* [WHAT YOU SHOULD DO]: For each line in the data below that holds "name", return a copy.

* [MATERIALS PROVIDED]:
+===+
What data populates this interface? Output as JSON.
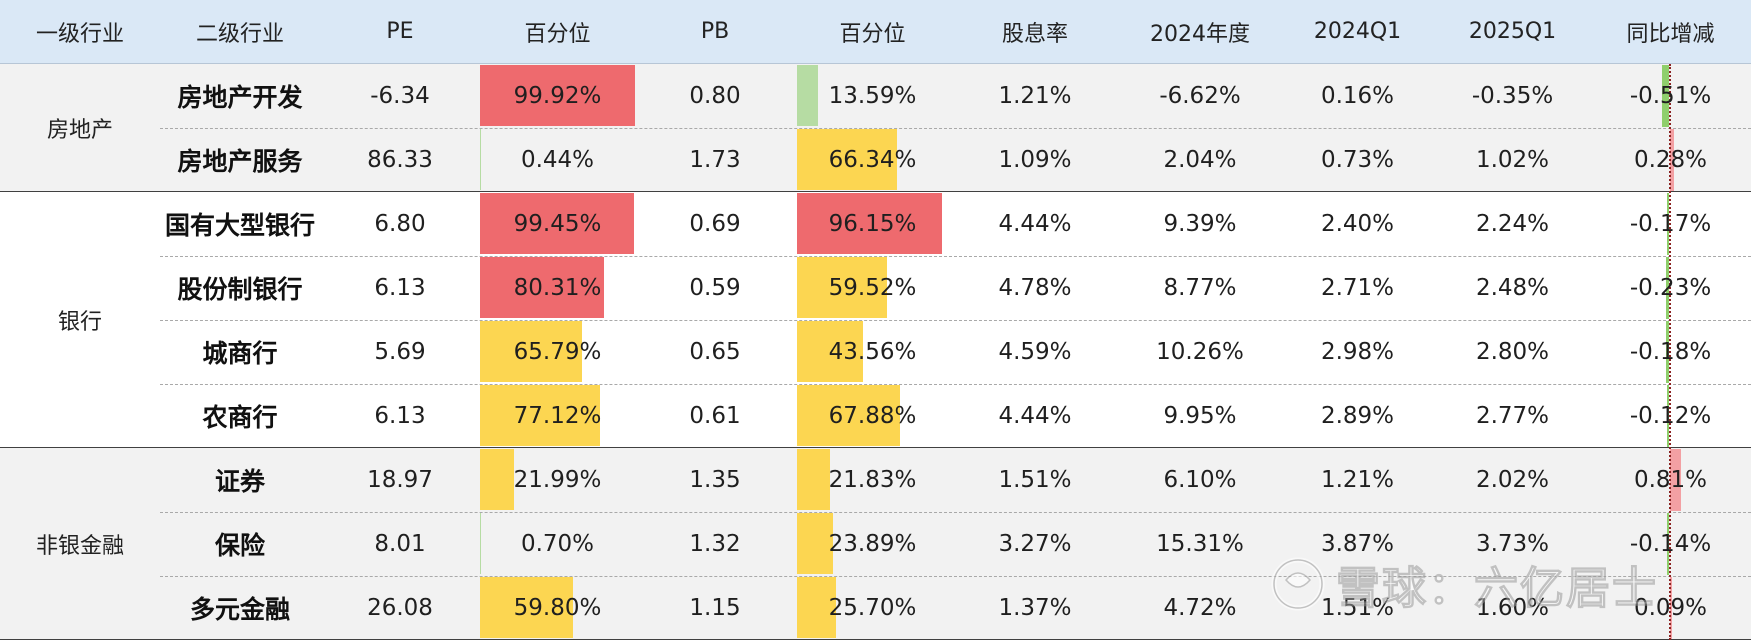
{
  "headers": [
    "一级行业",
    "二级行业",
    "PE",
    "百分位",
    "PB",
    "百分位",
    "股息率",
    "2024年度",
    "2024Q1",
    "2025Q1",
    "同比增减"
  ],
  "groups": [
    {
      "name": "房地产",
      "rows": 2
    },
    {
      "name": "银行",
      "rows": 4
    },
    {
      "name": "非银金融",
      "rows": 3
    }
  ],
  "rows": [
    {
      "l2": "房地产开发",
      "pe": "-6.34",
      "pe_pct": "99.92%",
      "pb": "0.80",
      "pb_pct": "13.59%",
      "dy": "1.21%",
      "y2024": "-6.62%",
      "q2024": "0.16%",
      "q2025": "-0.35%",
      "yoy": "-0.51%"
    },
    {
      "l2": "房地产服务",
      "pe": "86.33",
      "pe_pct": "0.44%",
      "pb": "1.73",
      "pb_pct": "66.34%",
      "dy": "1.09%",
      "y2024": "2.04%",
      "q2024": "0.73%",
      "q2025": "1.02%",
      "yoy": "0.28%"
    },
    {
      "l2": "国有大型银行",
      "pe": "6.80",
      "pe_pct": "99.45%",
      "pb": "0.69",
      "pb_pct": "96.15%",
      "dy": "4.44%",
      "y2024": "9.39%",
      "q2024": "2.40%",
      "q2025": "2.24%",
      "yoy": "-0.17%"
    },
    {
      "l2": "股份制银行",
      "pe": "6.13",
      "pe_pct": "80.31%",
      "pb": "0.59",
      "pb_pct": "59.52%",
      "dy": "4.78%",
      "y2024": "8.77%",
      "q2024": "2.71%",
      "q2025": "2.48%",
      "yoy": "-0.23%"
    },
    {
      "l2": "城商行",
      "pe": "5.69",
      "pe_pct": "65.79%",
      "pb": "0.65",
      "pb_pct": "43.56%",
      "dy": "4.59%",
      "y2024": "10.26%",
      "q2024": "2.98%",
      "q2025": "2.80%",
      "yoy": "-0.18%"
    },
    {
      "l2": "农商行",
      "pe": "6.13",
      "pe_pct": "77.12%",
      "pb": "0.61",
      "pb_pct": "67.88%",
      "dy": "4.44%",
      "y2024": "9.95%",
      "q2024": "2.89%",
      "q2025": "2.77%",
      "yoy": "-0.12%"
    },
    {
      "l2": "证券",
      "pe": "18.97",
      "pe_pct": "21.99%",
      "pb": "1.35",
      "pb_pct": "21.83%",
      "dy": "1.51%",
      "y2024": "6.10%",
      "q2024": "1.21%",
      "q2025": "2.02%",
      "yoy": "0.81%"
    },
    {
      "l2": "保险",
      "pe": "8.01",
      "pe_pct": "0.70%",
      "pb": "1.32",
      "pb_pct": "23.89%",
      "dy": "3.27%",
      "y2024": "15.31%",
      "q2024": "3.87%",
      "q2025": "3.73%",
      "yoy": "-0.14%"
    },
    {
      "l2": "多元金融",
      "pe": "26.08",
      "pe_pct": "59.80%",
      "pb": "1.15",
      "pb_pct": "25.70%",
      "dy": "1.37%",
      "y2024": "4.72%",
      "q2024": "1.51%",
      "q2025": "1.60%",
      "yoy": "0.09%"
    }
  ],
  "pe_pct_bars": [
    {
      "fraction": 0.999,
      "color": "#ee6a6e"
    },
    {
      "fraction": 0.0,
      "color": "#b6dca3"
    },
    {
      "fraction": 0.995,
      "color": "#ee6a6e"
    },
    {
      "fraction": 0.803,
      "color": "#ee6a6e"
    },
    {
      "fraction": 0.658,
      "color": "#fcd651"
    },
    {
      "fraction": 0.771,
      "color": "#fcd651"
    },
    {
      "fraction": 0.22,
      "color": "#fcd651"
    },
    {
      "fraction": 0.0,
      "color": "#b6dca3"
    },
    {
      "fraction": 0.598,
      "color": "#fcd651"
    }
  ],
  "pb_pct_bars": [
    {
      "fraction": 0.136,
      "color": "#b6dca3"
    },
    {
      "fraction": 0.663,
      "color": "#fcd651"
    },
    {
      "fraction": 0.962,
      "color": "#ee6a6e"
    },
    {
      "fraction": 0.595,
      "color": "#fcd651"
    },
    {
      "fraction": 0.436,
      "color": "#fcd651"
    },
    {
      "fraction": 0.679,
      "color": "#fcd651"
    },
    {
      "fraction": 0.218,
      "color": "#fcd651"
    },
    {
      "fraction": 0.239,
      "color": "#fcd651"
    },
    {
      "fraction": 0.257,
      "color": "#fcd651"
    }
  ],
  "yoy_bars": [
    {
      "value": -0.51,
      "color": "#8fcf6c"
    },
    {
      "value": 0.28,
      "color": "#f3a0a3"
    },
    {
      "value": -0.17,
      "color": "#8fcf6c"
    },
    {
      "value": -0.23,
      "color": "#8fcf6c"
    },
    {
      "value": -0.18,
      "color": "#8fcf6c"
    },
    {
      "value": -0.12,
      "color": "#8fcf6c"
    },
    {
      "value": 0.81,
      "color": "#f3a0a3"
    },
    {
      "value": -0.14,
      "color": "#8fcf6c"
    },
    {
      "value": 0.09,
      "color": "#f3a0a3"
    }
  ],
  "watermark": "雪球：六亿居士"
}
+===+
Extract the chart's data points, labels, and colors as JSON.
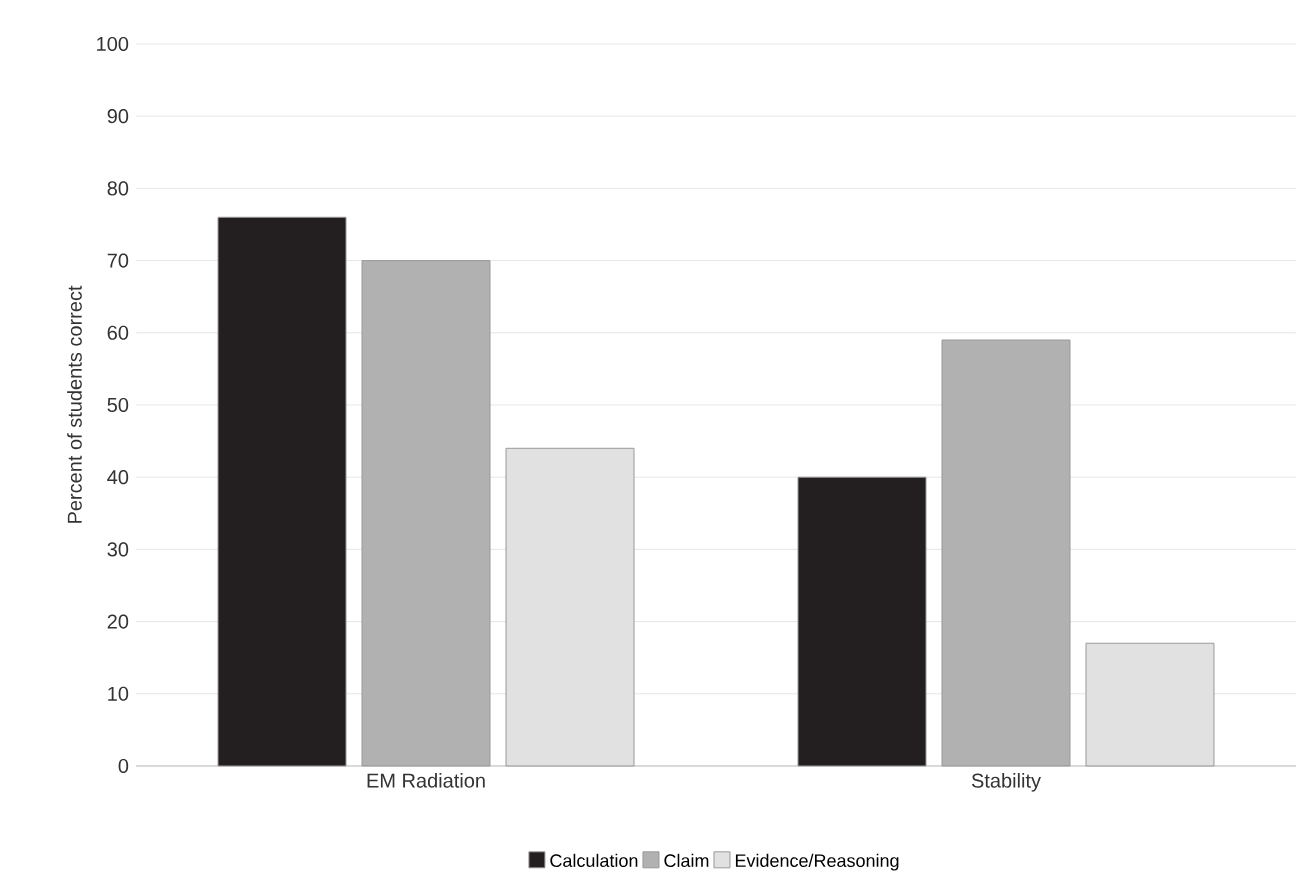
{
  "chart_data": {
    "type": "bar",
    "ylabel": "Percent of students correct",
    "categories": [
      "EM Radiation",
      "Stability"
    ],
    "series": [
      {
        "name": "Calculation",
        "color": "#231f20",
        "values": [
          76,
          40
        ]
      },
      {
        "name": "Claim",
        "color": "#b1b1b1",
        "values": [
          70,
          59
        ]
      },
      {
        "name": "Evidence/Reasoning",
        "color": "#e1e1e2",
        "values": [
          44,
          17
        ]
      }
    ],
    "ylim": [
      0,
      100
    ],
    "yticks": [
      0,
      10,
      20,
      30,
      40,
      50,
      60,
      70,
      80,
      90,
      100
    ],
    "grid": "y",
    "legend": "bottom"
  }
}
+===+
* [SOLUTION FOR THIS EXERCISE]:
      "name": "房地产",
      "name": "银行",
      "name": "非银金融",
        "name": "Calculation",
        "name": "Claim",
        "name": "Evidence/Reasoning",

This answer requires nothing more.